## What you should do
From the line with "Extract all readable text from this page." down to the final line of the material below, quote every line exactly and leave out all lines before it.
— START OF Exercise materials —
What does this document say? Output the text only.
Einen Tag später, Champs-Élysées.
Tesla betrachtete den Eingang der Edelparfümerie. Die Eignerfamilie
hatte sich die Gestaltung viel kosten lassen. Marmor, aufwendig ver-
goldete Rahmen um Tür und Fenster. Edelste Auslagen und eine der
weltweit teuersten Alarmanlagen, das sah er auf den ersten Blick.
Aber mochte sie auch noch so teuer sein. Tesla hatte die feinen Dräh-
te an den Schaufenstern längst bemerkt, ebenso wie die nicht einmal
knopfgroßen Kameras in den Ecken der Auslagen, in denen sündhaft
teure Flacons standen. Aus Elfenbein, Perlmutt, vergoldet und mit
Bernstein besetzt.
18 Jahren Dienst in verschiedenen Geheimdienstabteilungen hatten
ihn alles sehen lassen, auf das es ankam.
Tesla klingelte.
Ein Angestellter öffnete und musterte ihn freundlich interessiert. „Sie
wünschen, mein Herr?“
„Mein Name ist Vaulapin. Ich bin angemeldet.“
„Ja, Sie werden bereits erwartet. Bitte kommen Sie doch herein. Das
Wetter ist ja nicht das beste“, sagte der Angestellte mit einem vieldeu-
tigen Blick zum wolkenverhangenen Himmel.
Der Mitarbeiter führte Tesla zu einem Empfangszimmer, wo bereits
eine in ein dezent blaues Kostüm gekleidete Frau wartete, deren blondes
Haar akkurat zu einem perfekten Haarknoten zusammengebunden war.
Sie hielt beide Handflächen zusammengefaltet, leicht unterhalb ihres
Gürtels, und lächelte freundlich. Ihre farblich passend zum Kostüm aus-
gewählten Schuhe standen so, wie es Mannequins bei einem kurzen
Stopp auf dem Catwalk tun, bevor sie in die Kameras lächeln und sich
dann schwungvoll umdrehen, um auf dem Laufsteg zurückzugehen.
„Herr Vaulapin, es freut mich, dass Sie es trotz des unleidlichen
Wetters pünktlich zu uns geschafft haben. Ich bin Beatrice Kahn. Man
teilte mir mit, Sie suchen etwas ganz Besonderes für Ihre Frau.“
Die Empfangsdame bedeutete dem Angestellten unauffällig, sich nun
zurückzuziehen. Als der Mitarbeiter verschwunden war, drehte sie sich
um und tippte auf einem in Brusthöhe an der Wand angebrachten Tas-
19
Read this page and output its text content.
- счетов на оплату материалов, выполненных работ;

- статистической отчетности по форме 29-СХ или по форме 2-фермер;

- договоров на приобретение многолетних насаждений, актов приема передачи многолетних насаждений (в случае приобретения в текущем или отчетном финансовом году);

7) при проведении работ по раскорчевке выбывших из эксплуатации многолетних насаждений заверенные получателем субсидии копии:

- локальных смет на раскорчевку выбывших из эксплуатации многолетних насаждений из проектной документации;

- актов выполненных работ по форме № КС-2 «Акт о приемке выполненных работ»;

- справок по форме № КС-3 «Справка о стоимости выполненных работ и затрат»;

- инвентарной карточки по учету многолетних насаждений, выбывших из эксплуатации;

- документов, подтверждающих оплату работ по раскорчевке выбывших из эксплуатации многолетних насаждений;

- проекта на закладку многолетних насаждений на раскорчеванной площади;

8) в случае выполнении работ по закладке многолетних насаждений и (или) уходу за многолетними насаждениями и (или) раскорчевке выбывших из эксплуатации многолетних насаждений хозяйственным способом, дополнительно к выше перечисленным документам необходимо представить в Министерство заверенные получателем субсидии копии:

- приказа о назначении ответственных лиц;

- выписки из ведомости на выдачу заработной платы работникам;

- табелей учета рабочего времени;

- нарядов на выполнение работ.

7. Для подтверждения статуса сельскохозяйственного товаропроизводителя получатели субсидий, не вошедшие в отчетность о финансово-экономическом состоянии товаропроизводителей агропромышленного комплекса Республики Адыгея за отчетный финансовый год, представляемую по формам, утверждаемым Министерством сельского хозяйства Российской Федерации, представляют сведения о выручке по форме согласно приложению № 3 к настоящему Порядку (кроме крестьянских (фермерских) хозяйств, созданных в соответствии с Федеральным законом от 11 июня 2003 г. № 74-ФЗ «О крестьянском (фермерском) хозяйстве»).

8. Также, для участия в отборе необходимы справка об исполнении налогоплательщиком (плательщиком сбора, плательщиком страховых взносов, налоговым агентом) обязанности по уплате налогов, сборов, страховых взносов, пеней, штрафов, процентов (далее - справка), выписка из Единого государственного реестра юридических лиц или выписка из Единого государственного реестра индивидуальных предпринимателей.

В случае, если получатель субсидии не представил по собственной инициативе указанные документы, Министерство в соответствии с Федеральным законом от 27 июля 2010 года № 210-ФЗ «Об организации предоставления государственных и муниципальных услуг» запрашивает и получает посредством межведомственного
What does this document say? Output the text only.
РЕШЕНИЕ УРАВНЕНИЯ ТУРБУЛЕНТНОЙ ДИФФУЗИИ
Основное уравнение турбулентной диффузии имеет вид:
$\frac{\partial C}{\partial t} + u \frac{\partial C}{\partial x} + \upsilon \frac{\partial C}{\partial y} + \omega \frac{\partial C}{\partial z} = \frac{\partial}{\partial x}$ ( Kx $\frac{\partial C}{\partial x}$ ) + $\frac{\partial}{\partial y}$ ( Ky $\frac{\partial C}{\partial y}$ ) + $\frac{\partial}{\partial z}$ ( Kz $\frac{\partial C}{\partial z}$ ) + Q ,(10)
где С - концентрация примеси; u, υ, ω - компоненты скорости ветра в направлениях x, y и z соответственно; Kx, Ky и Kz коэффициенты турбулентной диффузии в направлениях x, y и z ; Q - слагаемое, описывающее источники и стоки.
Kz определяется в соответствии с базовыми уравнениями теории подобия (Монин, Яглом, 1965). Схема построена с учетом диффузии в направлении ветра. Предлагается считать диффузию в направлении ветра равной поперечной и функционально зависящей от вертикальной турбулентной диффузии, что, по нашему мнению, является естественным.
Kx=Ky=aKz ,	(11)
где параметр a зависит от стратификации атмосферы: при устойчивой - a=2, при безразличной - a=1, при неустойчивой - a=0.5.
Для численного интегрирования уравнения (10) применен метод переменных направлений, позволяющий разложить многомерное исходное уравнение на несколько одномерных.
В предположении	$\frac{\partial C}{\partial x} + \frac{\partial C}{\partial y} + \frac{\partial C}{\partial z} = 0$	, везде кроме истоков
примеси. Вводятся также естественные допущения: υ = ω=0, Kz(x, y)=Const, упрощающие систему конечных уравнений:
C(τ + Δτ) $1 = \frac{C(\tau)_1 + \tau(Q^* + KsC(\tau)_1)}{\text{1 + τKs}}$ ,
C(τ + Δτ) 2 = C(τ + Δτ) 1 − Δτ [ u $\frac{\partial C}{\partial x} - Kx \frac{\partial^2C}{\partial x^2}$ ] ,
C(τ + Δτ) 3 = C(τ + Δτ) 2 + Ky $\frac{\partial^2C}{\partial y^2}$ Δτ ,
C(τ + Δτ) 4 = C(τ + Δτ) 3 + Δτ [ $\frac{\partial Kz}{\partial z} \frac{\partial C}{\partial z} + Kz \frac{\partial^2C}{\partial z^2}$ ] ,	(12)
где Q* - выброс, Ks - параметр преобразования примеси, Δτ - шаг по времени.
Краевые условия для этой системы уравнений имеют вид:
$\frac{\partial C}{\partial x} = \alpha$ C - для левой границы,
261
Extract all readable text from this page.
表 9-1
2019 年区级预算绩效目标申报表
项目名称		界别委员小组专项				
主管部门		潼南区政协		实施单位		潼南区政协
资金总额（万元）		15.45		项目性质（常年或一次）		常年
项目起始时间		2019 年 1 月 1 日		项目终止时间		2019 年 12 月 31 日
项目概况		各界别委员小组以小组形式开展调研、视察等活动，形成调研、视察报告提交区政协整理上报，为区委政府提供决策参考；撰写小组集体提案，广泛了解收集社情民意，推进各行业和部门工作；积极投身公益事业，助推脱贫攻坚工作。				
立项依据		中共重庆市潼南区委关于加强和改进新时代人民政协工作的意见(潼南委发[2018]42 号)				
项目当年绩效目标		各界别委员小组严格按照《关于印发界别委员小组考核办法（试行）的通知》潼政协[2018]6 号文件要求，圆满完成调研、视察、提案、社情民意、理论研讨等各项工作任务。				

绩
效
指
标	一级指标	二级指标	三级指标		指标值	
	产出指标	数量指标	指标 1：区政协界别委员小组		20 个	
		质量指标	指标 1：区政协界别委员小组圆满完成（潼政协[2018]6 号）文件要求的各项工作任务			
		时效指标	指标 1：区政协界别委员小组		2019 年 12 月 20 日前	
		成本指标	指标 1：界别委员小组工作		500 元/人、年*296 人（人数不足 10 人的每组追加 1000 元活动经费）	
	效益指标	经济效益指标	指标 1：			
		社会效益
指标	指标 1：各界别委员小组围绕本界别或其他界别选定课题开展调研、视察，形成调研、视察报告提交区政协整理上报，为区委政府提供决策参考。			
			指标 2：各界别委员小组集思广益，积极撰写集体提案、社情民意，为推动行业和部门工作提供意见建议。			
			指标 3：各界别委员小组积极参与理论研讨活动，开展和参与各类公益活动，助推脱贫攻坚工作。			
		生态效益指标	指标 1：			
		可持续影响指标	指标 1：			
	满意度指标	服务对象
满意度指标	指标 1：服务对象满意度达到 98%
— END OF Exercise materials —
## Result of this exercise
Extract all readable text from this page.
表 9-1
2019 年区级预算绩效目标申报表
项目名称		界别委员小组专项				
主管部门		潼南区政协		实施单位		潼南区政协
资金总额（万元）		15.45		项目性质（常年或一次）		常年
项目起始时间		2019 年 1 月 1 日		项目终止时间		2019 年 12 月 31 日
项目概况		各界别委员小组以小组形式开展调研、视察等活动，形成调研、视察报告提交区政协整理上报，为区委政府提供决策参考；撰写小组集体提案，广泛了解收集社情民意，推进各行业和部门工作；积极投身公益事业，助推脱贫攻坚工作。				
立项依据		中共重庆市潼南区委关于加强和改进新时代人民政协工作的意见(潼南委发[2018]42 号)				
项目当年绩效目标		各界别委员小组严格按照《关于印发界别委员小组考核办法（试行）的通知》潼政协[2018]6 号文件要求，圆满完成调研、视察、提案、社情民意、理论研讨等各项工作任务。				

绩
效
指
标	一级指标	二级指标	三级指标		指标值	
	产出指标	数量指标	指标 1：区政协界别委员小组		20 个	
		质量指标	指标 1：区政协界别委员小组圆满完成（潼政协[2018]6 号）文件要求的各项工作任务			
		时效指标	指标 1：区政协界别委员小组		2019 年 12 月 20 日前	
		成本指标	指标 1：界别委员小组工作		500 元/人、年*296 人（人数不足 10 人的每组追加 1000 元活动经费）	
	效益指标	经济效益指标	指标 1：			
		社会效益
指标	指标 1：各界别委员小组围绕本界别或其他界别选定课题开展调研、视察，形成调研、视察报告提交区政协整理上报，为区委政府提供决策参考。			
			指标 2：各界别委员小组集思广益，积极撰写集体提案、社情民意，为推动行业和部门工作提供意见建议。			
			指标 3：各界别委员小组积极参与理论研讨活动，开展和参与各类公益活动，助推脱贫攻坚工作。			
		生态效益指标	指标 1：			
		可持续影响指标	指标 1：			
	满意度指标	服务对象
满意度指标	指标 1：服务对象满意度达到 98%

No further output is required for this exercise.